Output the data below in full, byte for byte. Nothing may differ.

Supplied entries —
--------------------------------------------------

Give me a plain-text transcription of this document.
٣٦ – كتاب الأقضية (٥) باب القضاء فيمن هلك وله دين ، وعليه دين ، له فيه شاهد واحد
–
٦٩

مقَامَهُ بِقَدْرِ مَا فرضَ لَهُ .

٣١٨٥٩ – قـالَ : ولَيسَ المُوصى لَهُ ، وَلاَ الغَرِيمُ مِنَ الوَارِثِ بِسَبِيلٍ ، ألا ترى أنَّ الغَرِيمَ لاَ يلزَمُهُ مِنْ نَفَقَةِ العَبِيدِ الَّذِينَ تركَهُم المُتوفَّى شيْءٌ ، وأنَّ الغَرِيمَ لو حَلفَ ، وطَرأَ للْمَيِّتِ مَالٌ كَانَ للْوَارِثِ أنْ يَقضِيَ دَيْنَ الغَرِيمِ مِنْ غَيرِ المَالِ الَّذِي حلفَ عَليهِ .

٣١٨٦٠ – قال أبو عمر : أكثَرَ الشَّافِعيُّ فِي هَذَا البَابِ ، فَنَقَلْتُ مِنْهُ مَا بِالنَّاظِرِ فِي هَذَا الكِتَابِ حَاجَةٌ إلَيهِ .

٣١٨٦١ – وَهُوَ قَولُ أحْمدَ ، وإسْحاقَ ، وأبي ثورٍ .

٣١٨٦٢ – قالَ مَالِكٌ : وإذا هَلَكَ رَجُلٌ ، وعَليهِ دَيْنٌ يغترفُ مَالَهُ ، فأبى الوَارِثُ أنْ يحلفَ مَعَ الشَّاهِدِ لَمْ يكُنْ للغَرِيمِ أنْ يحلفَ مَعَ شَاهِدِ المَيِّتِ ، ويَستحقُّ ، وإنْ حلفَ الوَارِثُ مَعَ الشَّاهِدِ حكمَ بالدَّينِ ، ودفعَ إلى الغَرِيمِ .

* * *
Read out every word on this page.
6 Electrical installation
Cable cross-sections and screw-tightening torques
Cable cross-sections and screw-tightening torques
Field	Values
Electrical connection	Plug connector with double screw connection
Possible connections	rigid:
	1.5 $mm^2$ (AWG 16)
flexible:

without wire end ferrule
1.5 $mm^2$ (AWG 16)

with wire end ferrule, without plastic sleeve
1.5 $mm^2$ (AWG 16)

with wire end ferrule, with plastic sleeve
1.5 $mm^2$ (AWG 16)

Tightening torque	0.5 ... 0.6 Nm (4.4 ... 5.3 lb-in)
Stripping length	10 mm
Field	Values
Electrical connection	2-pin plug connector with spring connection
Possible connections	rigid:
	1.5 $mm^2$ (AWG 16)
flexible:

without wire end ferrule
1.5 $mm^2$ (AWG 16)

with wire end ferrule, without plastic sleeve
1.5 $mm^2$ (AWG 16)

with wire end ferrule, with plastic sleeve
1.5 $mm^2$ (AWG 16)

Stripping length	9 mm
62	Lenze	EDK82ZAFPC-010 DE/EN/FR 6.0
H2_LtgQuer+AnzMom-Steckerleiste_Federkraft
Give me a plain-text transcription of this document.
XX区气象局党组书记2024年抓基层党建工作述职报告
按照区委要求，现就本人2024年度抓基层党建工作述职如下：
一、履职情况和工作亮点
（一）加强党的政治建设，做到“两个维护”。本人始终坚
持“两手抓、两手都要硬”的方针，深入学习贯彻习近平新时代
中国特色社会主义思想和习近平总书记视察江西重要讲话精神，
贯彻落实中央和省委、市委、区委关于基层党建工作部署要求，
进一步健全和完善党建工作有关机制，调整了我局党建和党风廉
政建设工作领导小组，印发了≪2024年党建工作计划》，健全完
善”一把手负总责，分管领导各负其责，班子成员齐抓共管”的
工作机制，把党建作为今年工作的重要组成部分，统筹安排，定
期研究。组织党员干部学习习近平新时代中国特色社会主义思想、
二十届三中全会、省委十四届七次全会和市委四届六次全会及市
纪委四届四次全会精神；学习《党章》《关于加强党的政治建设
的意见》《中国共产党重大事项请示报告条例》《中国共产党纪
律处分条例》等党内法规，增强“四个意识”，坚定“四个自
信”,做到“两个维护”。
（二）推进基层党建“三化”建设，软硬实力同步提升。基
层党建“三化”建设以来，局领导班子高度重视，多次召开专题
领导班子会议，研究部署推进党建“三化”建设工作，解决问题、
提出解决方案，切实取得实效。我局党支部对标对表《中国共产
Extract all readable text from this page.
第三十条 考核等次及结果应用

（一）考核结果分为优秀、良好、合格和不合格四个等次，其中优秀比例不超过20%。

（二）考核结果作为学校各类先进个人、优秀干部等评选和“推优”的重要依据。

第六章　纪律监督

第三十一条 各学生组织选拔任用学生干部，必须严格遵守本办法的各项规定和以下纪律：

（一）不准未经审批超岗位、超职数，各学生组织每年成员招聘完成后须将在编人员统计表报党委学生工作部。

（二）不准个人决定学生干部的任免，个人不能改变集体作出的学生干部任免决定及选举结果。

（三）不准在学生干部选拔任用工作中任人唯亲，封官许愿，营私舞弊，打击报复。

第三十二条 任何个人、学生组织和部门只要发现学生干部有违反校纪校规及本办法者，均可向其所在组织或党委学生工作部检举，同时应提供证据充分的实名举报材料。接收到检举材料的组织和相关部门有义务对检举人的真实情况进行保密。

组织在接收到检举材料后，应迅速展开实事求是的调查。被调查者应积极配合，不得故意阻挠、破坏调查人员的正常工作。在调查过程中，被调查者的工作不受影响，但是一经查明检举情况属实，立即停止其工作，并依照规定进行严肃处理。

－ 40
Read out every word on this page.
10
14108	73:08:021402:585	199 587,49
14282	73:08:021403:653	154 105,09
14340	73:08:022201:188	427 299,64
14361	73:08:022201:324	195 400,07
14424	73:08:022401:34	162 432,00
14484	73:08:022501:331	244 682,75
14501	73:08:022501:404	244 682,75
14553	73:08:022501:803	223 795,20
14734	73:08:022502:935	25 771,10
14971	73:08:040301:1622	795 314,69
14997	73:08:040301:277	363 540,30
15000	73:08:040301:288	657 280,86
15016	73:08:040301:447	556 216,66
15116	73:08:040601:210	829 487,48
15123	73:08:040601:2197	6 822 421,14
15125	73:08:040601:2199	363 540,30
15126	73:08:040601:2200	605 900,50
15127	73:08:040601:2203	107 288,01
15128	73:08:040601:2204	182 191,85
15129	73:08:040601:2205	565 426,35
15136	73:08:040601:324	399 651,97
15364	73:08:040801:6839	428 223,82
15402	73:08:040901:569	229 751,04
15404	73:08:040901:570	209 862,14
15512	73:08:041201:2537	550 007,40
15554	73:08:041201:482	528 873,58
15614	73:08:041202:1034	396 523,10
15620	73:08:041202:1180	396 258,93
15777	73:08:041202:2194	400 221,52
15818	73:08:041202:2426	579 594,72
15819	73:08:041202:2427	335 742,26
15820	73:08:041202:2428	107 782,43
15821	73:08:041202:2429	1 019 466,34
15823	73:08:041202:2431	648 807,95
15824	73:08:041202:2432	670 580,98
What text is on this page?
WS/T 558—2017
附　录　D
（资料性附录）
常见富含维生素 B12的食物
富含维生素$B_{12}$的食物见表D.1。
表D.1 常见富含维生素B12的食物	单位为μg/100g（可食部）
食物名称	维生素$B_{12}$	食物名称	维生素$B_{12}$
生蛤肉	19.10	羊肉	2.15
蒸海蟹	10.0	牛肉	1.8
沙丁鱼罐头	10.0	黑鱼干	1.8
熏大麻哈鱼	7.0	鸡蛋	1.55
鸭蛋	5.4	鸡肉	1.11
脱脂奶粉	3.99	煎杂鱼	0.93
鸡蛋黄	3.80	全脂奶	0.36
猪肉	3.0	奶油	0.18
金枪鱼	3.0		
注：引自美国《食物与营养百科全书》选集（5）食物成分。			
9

--------------------------------------------------

Right answer —
Give me a plain-text transcription of this document.
٣٦ – كتاب الأقضية (٥) باب القضاء فيمن هلك وله دين ، وعليه دين ، له فيه شاهد واحد
–
٦٩

مقَامَهُ بِقَدْرِ مَا فرضَ لَهُ .

٣١٨٥٩ – قـالَ : ولَيسَ المُوصى لَهُ ، وَلاَ الغَرِيمُ مِنَ الوَارِثِ بِسَبِيلٍ ، ألا ترى أنَّ الغَرِيمَ لاَ يلزَمُهُ مِنْ نَفَقَةِ العَبِيدِ الَّذِينَ تركَهُم المُتوفَّى شيْءٌ ، وأنَّ الغَرِيمَ لو حَلفَ ، وطَرأَ للْمَيِّتِ مَالٌ كَانَ للْوَارِثِ أنْ يَقضِيَ دَيْنَ الغَرِيمِ مِنْ غَيرِ المَالِ الَّذِي حلفَ عَليهِ .

٣١٨٦٠ – قال أبو عمر : أكثَرَ الشَّافِعيُّ فِي هَذَا البَابِ ، فَنَقَلْتُ مِنْهُ مَا بِالنَّاظِرِ فِي هَذَا الكِتَابِ حَاجَةٌ إلَيهِ .

٣١٨٦١ – وَهُوَ قَولُ أحْمدَ ، وإسْحاقَ ، وأبي ثورٍ .

٣١٨٦٢ – قالَ مَالِكٌ : وإذا هَلَكَ رَجُلٌ ، وعَليهِ دَيْنٌ يغترفُ مَالَهُ ، فأبى الوَارِثُ أنْ يحلفَ مَعَ الشَّاهِدِ لَمْ يكُنْ للغَرِيمِ أنْ يحلفَ مَعَ شَاهِدِ المَيِّتِ ، ويَستحقُّ ، وإنْ حلفَ الوَارِثُ مَعَ الشَّاهِدِ حكمَ بالدَّينِ ، ودفعَ إلى الغَرِيمِ .

* * *
Read out every word on this page.
6 Electrical installation
Cable cross-sections and screw-tightening torques
Cable cross-sections and screw-tightening torques
Field	Values
Electrical connection	Plug connector with double screw connection
Possible connections	rigid:
	1.5 $mm^2$ (AWG 16)
flexible:

without wire end ferrule
1.5 $mm^2$ (AWG 16)

with wire end ferrule, without plastic sleeve
1.5 $mm^2$ (AWG 16)

with wire end ferrule, with plastic sleeve
1.5 $mm^2$ (AWG 16)

Tightening torque	0.5 ... 0.6 Nm (4.4 ... 5.3 lb-in)
Stripping length	10 mm
Field	Values
Electrical connection	2-pin plug connector with spring connection
Possible connections	rigid:
	1.5 $mm^2$ (AWG 16)
flexible:

without wire end ferrule
1.5 $mm^2$ (AWG 16)

with wire end ferrule, without plastic sleeve
1.5 $mm^2$ (AWG 16)

with wire end ferrule, with plastic sleeve
1.5 $mm^2$ (AWG 16)

Stripping length	9 mm
62	Lenze	EDK82ZAFPC-010 DE/EN/FR 6.0
H2_LtgQuer+AnzMom-Steckerleiste_Federkraft
Give me a plain-text transcription of this document.
XX区气象局党组书记2024年抓基层党建工作述职报告
按照区委要求，现就本人2024年度抓基层党建工作述职如下：
一、履职情况和工作亮点
（一）加强党的政治建设，做到“两个维护”。本人始终坚
持“两手抓、两手都要硬”的方针，深入学习贯彻习近平新时代
中国特色社会主义思想和习近平总书记视察江西重要讲话精神，
贯彻落实中央和省委、市委、区委关于基层党建工作部署要求，
进一步健全和完善党建工作有关机制，调整了我局党建和党风廉
政建设工作领导小组，印发了≪2024年党建工作计划》，健全完
善”一把手负总责，分管领导各负其责，班子成员齐抓共管”的
工作机制，把党建作为今年工作的重要组成部分，统筹安排，定
期研究。组织党员干部学习习近平新时代中国特色社会主义思想、
二十届三中全会、省委十四届七次全会和市委四届六次全会及市
纪委四届四次全会精神；学习《党章》《关于加强党的政治建设
的意见》《中国共产党重大事项请示报告条例》《中国共产党纪
律处分条例》等党内法规，增强“四个意识”，坚定“四个自
信”,做到“两个维护”。
（二）推进基层党建“三化”建设，软硬实力同步提升。基
层党建“三化”建设以来，局领导班子高度重视，多次召开专题
领导班子会议，研究部署推进党建“三化”建设工作，解决问题、
提出解决方案，切实取得实效。我局党支部对标对表《中国共产
Extract all readable text from this page.
第三十条 考核等次及结果应用

（一）考核结果分为优秀、良好、合格和不合格四个等次，其中优秀比例不超过20%。

（二）考核结果作为学校各类先进个人、优秀干部等评选和“推优”的重要依据。

第六章　纪律监督

第三十一条 各学生组织选拔任用学生干部，必须严格遵守本办法的各项规定和以下纪律：

（一）不准未经审批超岗位、超职数，各学生组织每年成员招聘完成后须将在编人员统计表报党委学生工作部。

（二）不准个人决定学生干部的任免，个人不能改变集体作出的学生干部任免决定及选举结果。

（三）不准在学生干部选拔任用工作中任人唯亲，封官许愿，营私舞弊，打击报复。

第三十二条 任何个人、学生组织和部门只要发现学生干部有违反校纪校规及本办法者，均可向其所在组织或党委学生工作部检举，同时应提供证据充分的实名举报材料。接收到检举材料的组织和相关部门有义务对检举人的真实情况进行保密。

组织在接收到检举材料后，应迅速展开实事求是的调查。被调查者应积极配合，不得故意阻挠、破坏调查人员的正常工作。在调查过程中，被调查者的工作不受影响，但是一经查明检举情况属实，立即停止其工作，并依照规定进行严肃处理。

－ 40
Read out every word on this page.
10
14108	73:08:021402:585	199 587,49
14282	73:08:021403:653	154 105,09
14340	73:08:022201:188	427 299,64
14361	73:08:022201:324	195 400,07
14424	73:08:022401:34	162 432,00
14484	73:08:022501:331	244 682,75
14501	73:08:022501:404	244 682,75
14553	73:08:022501:803	223 795,20
14734	73:08:022502:935	25 771,10
14971	73:08:040301:1622	795 314,69
14997	73:08:040301:277	363 540,30
15000	73:08:040301:288	657 280,86
15016	73:08:040301:447	556 216,66
15116	73:08:040601:210	829 487,48
15123	73:08:040601:2197	6 822 421,14
15125	73:08:040601:2199	363 540,30
15126	73:08:040601:2200	605 900,50
15127	73:08:040601:2203	107 288,01
15128	73:08:040601:2204	182 191,85
15129	73:08:040601:2205	565 426,35
15136	73:08:040601:324	399 651,97
15364	73:08:040801:6839	428 223,82
15402	73:08:040901:569	229 751,04
15404	73:08:040901:570	209 862,14
15512	73:08:041201:2537	550 007,40
15554	73:08:041201:482	528 873,58
15614	73:08:041202:1034	396 523,10
15620	73:08:041202:1180	396 258,93
15777	73:08:041202:2194	400 221,52
15818	73:08:041202:2426	579 594,72
15819	73:08:041202:2427	335 742,26
15820	73:08:041202:2428	107 782,43
15821	73:08:041202:2429	1 019 466,34
15823	73:08:041202:2431	648 807,95
15824	73:08:041202:2432	670 580,98
What text is on this page?
WS/T 558—2017
附　录　D
（资料性附录）
常见富含维生素 B12的食物
富含维生素$B_{12}$的食物见表D.1。
表D.1 常见富含维生素B12的食物	单位为μg/100g（可食部）
食物名称	维生素$B_{12}$	食物名称	维生素$B_{12}$
生蛤肉	19.10	羊肉	2.15
蒸海蟹	10.0	牛肉	1.8
沙丁鱼罐头	10.0	黑鱼干	1.8
熏大麻哈鱼	7.0	鸡蛋	1.55
鸭蛋	5.4	鸡肉	1.11
脱脂奶粉	3.99	煎杂鱼	0.93
鸡蛋黄	3.80	全脂奶	0.36
猪肉	3.0	奶油	0.18
金枪鱼	3.0		
注：引自美国《食物与营养百科全书》选集（5）食物成分。			
9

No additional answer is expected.